**DOCUMENT SECTION:**
In [1]:
import numpy as np
import math



TASK 1

In [2]:
class Activation(object):

    """
    Interface for activation functions (non-linearities).

    In all implementations, the state attribute must contain the result,
    i.e. the output of forward.
    """

    # No additional work is needed for this class, as it acts like an
    # abstract base class for the others

    # Note that these activation functions are scalar operations. I.e, they
    # shouldn't change the shape of the input.

    def __init__(self):
        self.state = None

    def __call__(self, x):
        return self.forward(x)

    def forward(self, x):
        raise NotImplemented

    def derivative(self):
        raise NotImplemented

In [3]:
class Sigmoid(Activation):

    """
    Sigmoid non-linearity
    """

    # Remember do not change the function signatures as those are needed
    # to stay the same for AutoLab.

    def __init__(self):
        super(Sigmoid, self).__init__()

    def forward(self, x):
        # Might we need to store something before returning?
        self.state = 1/(1+np.exp(-x)) # the sigmoid function in the forward neural network
        return self.state

    def derivative(self):
        # Maybe something we need later in here...
        return self.state*(1-self.state) # the derivative of sigmoid can be written as sigmoid(x) * (1 - sigmoid(x))




In [4]:
class Tanh(Activation):

    """
    Tanh non-linearity
    """

    def __init__(self):
        super(Tanh, self).__init__()

    def forward(self, x):
        self.state = np.tanh(x) #forward is simply tanh

    def derivative(self):
        return 1.0 - self.state**2 #derivative is 1 - tanh^2


In [5]:
class ReLU(Activation):

    """
    ReLU non-linearity
    """

    def __init__(self):
        super(ReLU, self).__init__()

    def forward(self, x):
        self.state = np.maximum(0,x) #forward is simply max(0,x)

    def derivative(self):
        return np.where(self.state > 0, 1, 0) # Derivative of ReLU is 1 if x > 0 else 0

TASK 2

In [6]:
class Criterion(object):
    """
    Interface for loss functions.
    """

    # Nothing needs done to this class, it's used by the following Criterion classes

    def __init__(self):
        self.logits = None
        self.labels = None
        self.loss = None

    def __call__(self, x, y):
        return self.forward(x, y)

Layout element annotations

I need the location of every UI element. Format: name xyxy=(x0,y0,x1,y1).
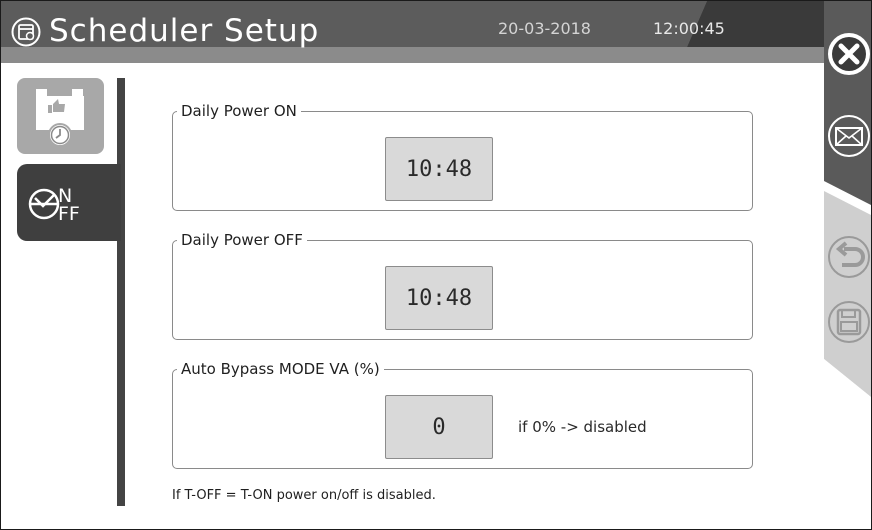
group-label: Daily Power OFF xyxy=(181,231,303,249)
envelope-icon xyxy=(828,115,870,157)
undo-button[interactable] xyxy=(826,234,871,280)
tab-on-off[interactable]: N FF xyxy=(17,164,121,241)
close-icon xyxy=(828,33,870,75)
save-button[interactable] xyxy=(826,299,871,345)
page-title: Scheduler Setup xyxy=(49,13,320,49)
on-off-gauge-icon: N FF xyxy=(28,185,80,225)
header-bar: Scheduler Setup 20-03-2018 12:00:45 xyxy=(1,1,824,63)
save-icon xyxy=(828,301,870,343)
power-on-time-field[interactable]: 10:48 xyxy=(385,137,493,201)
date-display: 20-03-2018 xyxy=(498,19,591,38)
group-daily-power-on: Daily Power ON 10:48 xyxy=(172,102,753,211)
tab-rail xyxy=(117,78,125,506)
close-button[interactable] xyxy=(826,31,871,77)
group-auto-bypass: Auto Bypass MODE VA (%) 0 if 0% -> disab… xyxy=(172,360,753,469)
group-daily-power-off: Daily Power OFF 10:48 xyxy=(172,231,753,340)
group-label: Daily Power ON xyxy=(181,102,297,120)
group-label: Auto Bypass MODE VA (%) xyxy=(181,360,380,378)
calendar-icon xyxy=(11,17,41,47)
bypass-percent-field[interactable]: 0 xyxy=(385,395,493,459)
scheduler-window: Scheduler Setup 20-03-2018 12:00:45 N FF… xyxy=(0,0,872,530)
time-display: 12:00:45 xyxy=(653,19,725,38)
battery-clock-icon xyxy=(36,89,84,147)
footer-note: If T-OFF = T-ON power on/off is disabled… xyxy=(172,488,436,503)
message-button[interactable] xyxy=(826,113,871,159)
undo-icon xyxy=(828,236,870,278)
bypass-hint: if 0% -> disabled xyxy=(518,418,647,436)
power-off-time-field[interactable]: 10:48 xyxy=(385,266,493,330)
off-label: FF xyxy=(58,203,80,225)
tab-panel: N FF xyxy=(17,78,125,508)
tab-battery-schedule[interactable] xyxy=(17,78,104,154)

---

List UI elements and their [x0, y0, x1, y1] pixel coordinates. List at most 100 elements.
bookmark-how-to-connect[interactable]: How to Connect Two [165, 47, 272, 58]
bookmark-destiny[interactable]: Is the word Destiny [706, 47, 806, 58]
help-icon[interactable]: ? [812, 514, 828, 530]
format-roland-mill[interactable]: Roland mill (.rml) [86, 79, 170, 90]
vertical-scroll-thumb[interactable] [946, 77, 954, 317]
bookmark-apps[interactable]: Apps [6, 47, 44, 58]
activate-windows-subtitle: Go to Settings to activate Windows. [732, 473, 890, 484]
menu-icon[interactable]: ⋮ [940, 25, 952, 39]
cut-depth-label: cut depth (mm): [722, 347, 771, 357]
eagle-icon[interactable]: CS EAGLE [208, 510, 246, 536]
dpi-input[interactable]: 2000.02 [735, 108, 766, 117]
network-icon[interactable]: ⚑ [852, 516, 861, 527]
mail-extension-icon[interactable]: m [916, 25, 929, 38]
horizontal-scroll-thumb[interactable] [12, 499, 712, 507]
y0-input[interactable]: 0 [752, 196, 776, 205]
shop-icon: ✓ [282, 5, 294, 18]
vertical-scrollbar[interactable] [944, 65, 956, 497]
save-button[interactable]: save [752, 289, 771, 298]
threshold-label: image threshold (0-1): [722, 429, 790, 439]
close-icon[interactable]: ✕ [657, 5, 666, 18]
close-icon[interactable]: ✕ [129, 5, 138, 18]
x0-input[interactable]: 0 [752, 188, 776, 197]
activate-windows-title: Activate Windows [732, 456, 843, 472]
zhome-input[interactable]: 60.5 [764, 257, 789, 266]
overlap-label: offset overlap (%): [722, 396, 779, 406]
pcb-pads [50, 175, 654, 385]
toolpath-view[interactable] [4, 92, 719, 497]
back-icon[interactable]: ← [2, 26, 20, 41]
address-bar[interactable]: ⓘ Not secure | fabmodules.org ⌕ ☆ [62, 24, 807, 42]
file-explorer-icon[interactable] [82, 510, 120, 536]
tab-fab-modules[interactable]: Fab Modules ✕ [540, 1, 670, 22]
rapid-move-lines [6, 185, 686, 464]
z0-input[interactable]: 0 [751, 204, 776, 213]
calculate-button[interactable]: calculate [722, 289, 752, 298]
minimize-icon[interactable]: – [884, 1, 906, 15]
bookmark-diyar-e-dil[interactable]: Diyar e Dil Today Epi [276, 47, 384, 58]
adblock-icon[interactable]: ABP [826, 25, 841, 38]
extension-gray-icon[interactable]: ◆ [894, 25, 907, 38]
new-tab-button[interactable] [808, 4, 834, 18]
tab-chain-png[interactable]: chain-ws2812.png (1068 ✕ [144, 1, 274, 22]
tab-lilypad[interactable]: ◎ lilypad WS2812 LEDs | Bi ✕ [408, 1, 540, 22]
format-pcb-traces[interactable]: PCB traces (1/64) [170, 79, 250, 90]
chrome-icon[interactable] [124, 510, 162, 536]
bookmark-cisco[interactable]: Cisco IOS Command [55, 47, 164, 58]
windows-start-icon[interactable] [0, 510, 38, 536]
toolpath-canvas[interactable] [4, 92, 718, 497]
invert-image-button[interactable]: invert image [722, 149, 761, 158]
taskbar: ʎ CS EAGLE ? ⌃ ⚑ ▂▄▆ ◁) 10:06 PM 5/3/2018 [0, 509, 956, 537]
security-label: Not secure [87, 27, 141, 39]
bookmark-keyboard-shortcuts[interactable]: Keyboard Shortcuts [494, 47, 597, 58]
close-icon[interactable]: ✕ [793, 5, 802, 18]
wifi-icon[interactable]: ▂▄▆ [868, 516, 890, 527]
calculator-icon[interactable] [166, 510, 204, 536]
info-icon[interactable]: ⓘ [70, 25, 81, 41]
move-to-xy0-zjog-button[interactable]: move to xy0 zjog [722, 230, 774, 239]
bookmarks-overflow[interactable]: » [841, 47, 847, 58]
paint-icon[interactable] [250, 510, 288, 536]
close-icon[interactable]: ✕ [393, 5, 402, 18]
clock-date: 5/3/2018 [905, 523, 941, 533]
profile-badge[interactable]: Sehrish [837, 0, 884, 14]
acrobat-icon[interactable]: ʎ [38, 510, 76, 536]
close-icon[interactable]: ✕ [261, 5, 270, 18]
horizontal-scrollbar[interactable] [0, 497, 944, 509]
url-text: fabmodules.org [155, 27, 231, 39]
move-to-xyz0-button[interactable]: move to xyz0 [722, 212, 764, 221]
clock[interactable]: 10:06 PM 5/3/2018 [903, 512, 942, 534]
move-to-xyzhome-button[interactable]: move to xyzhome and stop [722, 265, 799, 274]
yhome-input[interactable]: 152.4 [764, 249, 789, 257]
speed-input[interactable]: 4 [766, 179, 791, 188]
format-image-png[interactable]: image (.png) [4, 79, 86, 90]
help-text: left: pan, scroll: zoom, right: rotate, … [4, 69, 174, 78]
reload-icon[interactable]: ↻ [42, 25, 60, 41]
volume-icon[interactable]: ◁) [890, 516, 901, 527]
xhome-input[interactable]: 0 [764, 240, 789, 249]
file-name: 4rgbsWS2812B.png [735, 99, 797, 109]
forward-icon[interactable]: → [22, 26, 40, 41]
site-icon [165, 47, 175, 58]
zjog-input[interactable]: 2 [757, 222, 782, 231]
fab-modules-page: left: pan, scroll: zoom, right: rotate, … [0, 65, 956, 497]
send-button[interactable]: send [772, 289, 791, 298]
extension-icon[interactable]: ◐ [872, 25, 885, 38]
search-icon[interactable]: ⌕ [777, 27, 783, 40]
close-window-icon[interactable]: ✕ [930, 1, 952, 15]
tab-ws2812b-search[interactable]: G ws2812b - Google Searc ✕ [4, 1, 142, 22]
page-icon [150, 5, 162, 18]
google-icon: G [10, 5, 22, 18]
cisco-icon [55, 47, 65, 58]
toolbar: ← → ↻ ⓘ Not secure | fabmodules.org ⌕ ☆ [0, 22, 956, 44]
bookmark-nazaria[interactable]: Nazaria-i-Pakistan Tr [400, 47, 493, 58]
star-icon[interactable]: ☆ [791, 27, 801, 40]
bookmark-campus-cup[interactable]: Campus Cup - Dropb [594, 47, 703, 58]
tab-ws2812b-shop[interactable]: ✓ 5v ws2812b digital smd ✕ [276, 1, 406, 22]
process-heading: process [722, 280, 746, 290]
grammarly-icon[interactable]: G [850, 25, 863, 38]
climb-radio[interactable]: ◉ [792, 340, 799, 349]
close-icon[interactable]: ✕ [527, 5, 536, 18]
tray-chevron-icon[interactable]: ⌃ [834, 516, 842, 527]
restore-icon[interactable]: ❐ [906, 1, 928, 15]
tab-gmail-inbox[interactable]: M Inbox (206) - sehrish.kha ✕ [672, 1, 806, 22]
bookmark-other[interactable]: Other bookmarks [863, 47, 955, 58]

**WRITTEN TASK 1:**
Answer these questions about the activation function notebook:
(a) What value does the Activation class's __init__ method assign to self.state?
(b) According to the comment in the Sigmoid class, for what must the function signatures stay the same?
(c) Which three attributes does the Criterion class's __init__ method set to None?
**WRITTEN TASK 2:** Extend the activation function notebook's code past its final line.

**EXERCISE OUTPUT 1:**
(a) None
(b) AutoLab
(c) logits, labels and loss

**EXERCISE OUTPUT 2:**
    def forward(self, x, y):
        raise NotImplemented

    def derivative(self):
        raise NotImplemented

In [7]:
class SoftmaxCrossEntropy(Criterion):
    """
    Softmax loss
    """

    def __init__(self):
        super(SoftmaxCrossEntropy, self).__init__()
        self.logits = None  # To store input logits from forward pass
        self.labels = None  # To store labels from forward pass
        self.softmax_output = None  # To store softmax output for backward computation

    def forward(self, x, y):
        """
        Argument:
            x (np.array): (batch size, 10)
            y (np.array): (batch size, 10)
        Return:
            out (np.array): (batch size, )
        """
        # Using the LogSumExp trick for numerical stability
        log_sum_exp = np.log(np.sum(np.exp(x - np.max(x, axis=1, keepdims=True)), axis=1, keepdims=True)) + np.max(x, axis=1, keepdims=True)
        log_softmax = x - log_sum_exp  # Log of softmax
        self.softmax_output = np.exp(log_softmax)  # Softmax output

        # Computing cross-entropy loss
        batch_loss = -np.sum(y * log_softmax, axis=1)
        self.logits = x
        self.labels = y

        return batch_loss

    def derivative(self):
        """
        Return:
            out (np.array): (batch size, 10)
        """
        # Derivative of softmax cross-entropy w.r.t. logits
        return self.softmax_output - self.labels


TASK 3

In [8]:

class Linear():
    def __init__(self, in_feature, out_feature, weight_init_fn, bias_init_fn):
        """
        Argument:
            W (np.array): (in feature, out feature)
            dW (np.array): (in feature, out feature)
            momentum_W (np.array): (in feature, out feature)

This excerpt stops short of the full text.